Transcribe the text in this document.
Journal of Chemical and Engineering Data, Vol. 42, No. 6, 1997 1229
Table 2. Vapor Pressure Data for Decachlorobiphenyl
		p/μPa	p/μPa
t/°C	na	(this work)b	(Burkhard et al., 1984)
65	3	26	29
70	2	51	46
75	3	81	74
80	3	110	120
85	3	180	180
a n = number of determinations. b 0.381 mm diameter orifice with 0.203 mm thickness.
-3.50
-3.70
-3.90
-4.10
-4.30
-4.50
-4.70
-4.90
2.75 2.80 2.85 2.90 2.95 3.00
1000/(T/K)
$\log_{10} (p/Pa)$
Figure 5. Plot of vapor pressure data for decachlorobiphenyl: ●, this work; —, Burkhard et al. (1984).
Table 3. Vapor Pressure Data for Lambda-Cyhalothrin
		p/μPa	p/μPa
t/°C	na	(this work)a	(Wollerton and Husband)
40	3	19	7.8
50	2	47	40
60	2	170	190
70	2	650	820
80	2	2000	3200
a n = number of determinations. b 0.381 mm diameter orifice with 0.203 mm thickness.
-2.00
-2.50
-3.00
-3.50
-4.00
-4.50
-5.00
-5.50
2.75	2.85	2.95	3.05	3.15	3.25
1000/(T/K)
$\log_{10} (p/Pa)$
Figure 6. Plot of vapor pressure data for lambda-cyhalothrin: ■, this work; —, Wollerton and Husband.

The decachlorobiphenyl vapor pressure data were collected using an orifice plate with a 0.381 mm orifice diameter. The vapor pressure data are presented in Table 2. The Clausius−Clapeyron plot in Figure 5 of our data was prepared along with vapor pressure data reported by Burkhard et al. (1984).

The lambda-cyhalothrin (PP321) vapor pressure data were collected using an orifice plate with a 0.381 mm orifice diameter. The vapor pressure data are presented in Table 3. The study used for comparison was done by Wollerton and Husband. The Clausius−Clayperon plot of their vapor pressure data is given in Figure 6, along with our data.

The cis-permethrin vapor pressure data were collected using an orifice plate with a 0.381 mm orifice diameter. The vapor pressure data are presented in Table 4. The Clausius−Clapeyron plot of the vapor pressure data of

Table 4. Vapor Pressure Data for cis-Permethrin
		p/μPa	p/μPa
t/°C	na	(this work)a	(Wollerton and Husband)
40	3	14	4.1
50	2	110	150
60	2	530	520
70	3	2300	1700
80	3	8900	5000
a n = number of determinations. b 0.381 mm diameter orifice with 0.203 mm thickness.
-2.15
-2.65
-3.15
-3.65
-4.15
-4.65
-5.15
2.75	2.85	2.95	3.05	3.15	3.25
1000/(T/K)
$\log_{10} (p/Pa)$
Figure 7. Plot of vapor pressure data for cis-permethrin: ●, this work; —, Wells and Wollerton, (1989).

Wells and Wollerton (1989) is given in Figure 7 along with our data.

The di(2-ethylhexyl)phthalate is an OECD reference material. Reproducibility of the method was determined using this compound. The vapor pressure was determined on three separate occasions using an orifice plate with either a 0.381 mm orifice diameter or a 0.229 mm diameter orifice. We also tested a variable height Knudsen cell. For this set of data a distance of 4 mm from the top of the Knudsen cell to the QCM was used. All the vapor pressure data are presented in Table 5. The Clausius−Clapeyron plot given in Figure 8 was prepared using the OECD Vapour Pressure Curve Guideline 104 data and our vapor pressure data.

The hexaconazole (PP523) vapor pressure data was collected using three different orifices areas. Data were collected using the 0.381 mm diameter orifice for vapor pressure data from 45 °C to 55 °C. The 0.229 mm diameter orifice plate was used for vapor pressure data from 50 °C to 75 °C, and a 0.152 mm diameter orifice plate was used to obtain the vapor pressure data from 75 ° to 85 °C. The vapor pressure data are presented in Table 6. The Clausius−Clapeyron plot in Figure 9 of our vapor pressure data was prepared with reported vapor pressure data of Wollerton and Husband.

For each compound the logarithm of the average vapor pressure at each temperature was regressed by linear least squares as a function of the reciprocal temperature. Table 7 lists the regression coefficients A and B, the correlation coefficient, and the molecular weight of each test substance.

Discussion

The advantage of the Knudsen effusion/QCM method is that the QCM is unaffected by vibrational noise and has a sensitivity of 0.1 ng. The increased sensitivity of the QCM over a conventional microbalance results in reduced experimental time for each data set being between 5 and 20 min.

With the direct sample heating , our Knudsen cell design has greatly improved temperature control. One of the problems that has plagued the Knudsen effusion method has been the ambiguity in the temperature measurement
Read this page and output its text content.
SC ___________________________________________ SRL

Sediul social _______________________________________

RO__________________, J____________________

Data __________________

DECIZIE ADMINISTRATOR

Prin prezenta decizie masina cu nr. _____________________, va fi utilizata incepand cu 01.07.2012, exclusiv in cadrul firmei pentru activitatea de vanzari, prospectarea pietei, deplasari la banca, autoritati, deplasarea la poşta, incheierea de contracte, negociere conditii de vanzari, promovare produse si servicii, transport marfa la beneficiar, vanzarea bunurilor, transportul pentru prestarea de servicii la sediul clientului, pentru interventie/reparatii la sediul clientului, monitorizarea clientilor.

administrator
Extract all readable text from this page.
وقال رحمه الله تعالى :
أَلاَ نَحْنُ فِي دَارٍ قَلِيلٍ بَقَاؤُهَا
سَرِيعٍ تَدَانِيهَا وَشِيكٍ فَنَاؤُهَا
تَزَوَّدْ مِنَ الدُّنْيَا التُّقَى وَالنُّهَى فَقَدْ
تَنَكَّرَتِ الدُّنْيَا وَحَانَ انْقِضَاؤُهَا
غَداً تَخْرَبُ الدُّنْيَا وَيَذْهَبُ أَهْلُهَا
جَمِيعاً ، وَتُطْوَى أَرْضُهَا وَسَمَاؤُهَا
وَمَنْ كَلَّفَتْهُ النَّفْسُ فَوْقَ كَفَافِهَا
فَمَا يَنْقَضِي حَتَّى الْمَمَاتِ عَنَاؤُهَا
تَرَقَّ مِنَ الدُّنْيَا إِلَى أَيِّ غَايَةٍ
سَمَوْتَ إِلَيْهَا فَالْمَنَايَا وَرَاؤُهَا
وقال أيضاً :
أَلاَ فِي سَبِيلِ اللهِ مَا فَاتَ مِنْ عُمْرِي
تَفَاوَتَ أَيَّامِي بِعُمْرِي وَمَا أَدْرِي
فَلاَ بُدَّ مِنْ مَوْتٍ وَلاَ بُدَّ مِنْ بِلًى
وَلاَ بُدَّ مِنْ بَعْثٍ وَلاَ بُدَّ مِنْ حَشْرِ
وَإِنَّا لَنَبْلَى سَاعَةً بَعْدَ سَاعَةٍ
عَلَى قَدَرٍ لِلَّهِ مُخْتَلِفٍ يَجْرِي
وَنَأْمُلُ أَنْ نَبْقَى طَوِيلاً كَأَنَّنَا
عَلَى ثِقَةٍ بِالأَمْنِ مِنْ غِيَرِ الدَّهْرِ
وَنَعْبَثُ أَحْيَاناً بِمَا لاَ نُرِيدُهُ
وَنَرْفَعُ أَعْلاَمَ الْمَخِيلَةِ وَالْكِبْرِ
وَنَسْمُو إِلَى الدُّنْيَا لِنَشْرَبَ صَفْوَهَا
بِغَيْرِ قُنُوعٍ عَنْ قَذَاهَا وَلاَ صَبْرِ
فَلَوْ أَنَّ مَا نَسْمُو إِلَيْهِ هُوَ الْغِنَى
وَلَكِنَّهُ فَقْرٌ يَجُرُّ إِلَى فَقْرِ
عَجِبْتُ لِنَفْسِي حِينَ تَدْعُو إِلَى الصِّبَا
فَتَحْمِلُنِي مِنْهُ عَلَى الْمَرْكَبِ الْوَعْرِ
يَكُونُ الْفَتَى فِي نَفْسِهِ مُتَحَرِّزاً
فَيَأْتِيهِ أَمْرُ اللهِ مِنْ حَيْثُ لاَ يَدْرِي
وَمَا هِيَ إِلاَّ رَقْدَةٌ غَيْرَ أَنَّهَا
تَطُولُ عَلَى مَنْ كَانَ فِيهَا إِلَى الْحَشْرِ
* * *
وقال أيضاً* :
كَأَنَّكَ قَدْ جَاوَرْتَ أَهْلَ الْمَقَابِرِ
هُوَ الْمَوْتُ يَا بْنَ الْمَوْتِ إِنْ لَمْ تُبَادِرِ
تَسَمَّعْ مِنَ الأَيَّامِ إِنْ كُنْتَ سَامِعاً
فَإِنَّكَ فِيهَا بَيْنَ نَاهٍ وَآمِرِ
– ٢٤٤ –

┄┄┄┄┄┄┄┄┄┄

▶ **Your goal**: Extract every line from the one containing "Extract all readable text from this page." to the end of the entries, including both of those lines, exactly as given and with nothing added.

▶ **Correct output**:
Extract all readable text from this page.
وقال رحمه الله تعالى :
أَلاَ نَحْنُ فِي دَارٍ قَلِيلٍ بَقَاؤُهَا
سَرِيعٍ تَدَانِيهَا وَشِيكٍ فَنَاؤُهَا
تَزَوَّدْ مِنَ الدُّنْيَا التُّقَى وَالنُّهَى فَقَدْ
تَنَكَّرَتِ الدُّنْيَا وَحَانَ انْقِضَاؤُهَا
غَداً تَخْرَبُ الدُّنْيَا وَيَذْهَبُ أَهْلُهَا
جَمِيعاً ، وَتُطْوَى أَرْضُهَا وَسَمَاؤُهَا
وَمَنْ كَلَّفَتْهُ النَّفْسُ فَوْقَ كَفَافِهَا
فَمَا يَنْقَضِي حَتَّى الْمَمَاتِ عَنَاؤُهَا
تَرَقَّ مِنَ الدُّنْيَا إِلَى أَيِّ غَايَةٍ
سَمَوْتَ إِلَيْهَا فَالْمَنَايَا وَرَاؤُهَا
وقال أيضاً :
أَلاَ فِي سَبِيلِ اللهِ مَا فَاتَ مِنْ عُمْرِي
تَفَاوَتَ أَيَّامِي بِعُمْرِي وَمَا أَدْرِي
فَلاَ بُدَّ مِنْ مَوْتٍ وَلاَ بُدَّ مِنْ بِلًى
وَلاَ بُدَّ مِنْ بَعْثٍ وَلاَ بُدَّ مِنْ حَشْرِ
وَإِنَّا لَنَبْلَى سَاعَةً بَعْدَ سَاعَةٍ
عَلَى قَدَرٍ لِلَّهِ مُخْتَلِفٍ يَجْرِي
وَنَأْمُلُ أَنْ نَبْقَى طَوِيلاً كَأَنَّنَا
عَلَى ثِقَةٍ بِالأَمْنِ مِنْ غِيَرِ الدَّهْرِ
وَنَعْبَثُ أَحْيَاناً بِمَا لاَ نُرِيدُهُ
وَنَرْفَعُ أَعْلاَمَ الْمَخِيلَةِ وَالْكِبْرِ
وَنَسْمُو إِلَى الدُّنْيَا لِنَشْرَبَ صَفْوَهَا
بِغَيْرِ قُنُوعٍ عَنْ قَذَاهَا وَلاَ صَبْرِ
فَلَوْ أَنَّ مَا نَسْمُو إِلَيْهِ هُوَ الْغِنَى
وَلَكِنَّهُ فَقْرٌ يَجُرُّ إِلَى فَقْرِ
عَجِبْتُ لِنَفْسِي حِينَ تَدْعُو إِلَى الصِّبَا
فَتَحْمِلُنِي مِنْهُ عَلَى الْمَرْكَبِ الْوَعْرِ
يَكُونُ الْفَتَى فِي نَفْسِهِ مُتَحَرِّزاً
فَيَأْتِيهِ أَمْرُ اللهِ مِنْ حَيْثُ لاَ يَدْرِي
وَمَا هِيَ إِلاَّ رَقْدَةٌ غَيْرَ أَنَّهَا
تَطُولُ عَلَى مَنْ كَانَ فِيهَا إِلَى الْحَشْرِ
* * *
وقال أيضاً* :
كَأَنَّكَ قَدْ جَاوَرْتَ أَهْلَ الْمَقَابِرِ
هُوَ الْمَوْتُ يَا بْنَ الْمَوْتِ إِنْ لَمْ تُبَادِرِ
تَسَمَّعْ مِنَ الأَيَّامِ إِنْ كُنْتَ سَامِعاً
فَإِنَّكَ فِيهَا بَيْنَ نَاهٍ وَآمِرِ
– ٢٤٤ –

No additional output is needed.